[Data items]
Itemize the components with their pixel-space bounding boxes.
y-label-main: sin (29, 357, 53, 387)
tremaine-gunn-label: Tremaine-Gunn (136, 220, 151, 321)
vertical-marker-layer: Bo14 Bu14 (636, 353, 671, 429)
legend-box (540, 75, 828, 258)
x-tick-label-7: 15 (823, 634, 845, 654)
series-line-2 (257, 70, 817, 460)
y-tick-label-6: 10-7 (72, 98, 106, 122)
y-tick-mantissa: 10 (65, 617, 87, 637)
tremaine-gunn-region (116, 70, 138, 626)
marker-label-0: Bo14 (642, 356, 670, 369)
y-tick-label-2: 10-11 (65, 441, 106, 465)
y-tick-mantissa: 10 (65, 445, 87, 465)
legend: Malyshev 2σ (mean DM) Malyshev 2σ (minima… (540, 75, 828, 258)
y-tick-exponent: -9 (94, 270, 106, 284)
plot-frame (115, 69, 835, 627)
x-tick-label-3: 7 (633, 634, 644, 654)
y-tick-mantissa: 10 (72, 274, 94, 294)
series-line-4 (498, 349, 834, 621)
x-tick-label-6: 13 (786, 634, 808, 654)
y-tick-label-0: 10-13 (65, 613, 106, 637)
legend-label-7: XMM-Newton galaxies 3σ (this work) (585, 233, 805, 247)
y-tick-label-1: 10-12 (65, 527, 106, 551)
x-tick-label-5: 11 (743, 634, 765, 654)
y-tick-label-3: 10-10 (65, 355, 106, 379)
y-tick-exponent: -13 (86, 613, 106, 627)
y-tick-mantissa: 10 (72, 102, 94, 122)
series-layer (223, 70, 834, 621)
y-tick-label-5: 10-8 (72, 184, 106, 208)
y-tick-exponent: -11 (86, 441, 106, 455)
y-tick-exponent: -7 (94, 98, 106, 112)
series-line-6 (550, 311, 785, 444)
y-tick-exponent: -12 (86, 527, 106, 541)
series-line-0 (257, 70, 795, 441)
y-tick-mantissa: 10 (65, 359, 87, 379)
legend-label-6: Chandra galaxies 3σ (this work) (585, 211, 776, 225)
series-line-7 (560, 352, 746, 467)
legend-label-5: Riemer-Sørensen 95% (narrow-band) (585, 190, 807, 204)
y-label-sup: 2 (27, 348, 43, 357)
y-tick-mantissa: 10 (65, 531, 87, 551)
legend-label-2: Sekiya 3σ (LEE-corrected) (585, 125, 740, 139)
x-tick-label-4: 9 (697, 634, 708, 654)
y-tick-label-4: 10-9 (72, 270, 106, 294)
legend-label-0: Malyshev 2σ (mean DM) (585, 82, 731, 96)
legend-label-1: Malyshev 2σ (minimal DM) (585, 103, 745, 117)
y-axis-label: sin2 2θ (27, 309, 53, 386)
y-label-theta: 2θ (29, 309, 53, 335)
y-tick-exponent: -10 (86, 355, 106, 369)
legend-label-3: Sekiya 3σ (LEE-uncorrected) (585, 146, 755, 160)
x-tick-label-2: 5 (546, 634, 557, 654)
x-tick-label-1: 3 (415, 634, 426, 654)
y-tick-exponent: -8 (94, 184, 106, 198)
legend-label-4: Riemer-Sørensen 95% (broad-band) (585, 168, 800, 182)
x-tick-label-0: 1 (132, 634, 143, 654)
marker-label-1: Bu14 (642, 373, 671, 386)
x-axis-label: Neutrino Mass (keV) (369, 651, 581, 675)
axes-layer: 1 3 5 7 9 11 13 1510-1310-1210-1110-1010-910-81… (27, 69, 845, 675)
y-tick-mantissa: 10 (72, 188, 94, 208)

● Brief:
Copy every line of the records above word for word, with nothing altered, added, or left out.

● Completed exercise:
Itemize the components with their pixel-space bounding boxes.
y-label-main: sin (29, 357, 53, 387)
tremaine-gunn-label: Tremaine-Gunn (136, 220, 151, 321)
vertical-marker-layer: Bo14 Bu14 (636, 353, 671, 429)
legend-box (540, 75, 828, 258)
x-tick-label-7: 15 (823, 634, 845, 654)
series-line-2 (257, 70, 817, 460)
y-tick-label-6: 10-7 (72, 98, 106, 122)
y-tick-mantissa: 10 (65, 617, 87, 637)
tremaine-gunn-region (116, 70, 138, 626)
marker-label-0: Bo14 (642, 356, 670, 369)
y-tick-label-2: 10-11 (65, 441, 106, 465)
y-tick-mantissa: 10 (65, 445, 87, 465)
legend: Malyshev 2σ (mean DM) Malyshev 2σ (minima… (540, 75, 828, 258)
y-tick-exponent: -9 (94, 270, 106, 284)
plot-frame (115, 69, 835, 627)
x-tick-label-3: 7 (633, 634, 644, 654)
y-tick-mantissa: 10 (72, 274, 94, 294)
series-line-4 (498, 349, 834, 621)
x-tick-label-6: 13 (786, 634, 808, 654)
y-tick-label-0: 10-13 (65, 613, 106, 637)
legend-label-7: XMM-Newton galaxies 3σ (this work) (585, 233, 805, 247)
y-tick-label-1: 10-12 (65, 527, 106, 551)
x-tick-label-5: 11 (743, 634, 765, 654)
y-tick-label-3: 10-10 (65, 355, 106, 379)
y-tick-exponent: -13 (86, 613, 106, 627)
y-tick-mantissa: 10 (72, 102, 94, 122)
series-layer (223, 70, 834, 621)
y-tick-label-5: 10-8 (72, 184, 106, 208)
y-tick-exponent: -11 (86, 441, 106, 455)
y-tick-exponent: -7 (94, 98, 106, 112)
series-line-6 (550, 311, 785, 444)
y-tick-exponent: -12 (86, 527, 106, 541)
series-line-0 (257, 70, 795, 441)
y-tick-mantissa: 10 (65, 359, 87, 379)
legend-label-6: Chandra galaxies 3σ (this work) (585, 211, 776, 225)
series-line-7 (560, 352, 746, 467)
legend-label-5: Riemer-Sørensen 95% (narrow-band) (585, 190, 807, 204)
y-label-sup: 2 (27, 348, 43, 357)
y-tick-mantissa: 10 (65, 531, 87, 551)
legend-label-2: Sekiya 3σ (LEE-corrected) (585, 125, 740, 139)
x-tick-label-4: 9 (697, 634, 708, 654)
y-tick-label-4: 10-9 (72, 270, 106, 294)
legend-label-0: Malyshev 2σ (mean DM) (585, 82, 731, 96)
legend-label-1: Malyshev 2σ (minimal DM) (585, 103, 745, 117)
y-axis-label: sin2 2θ (27, 309, 53, 386)
y-label-theta: 2θ (29, 309, 53, 335)
y-tick-exponent: -10 (86, 355, 106, 369)
legend-label-3: Sekiya 3σ (LEE-uncorrected) (585, 146, 755, 160)
x-tick-label-2: 5 (546, 634, 557, 654)
x-tick-label-1: 3 (415, 634, 426, 654)
y-tick-exponent: -8 (94, 184, 106, 198)
legend-label-4: Riemer-Sørensen 95% (broad-band) (585, 168, 800, 182)
x-tick-label-0: 1 (132, 634, 143, 654)
marker-label-1: Bu14 (642, 373, 671, 386)
x-axis-label: Neutrino Mass (keV) (369, 651, 581, 675)
axes-layer: 1 3 5 7 9 11 13 1510-1310-1210-1110-1010-910-81… (27, 69, 845, 675)
y-tick-mantissa: 10 (72, 188, 94, 208)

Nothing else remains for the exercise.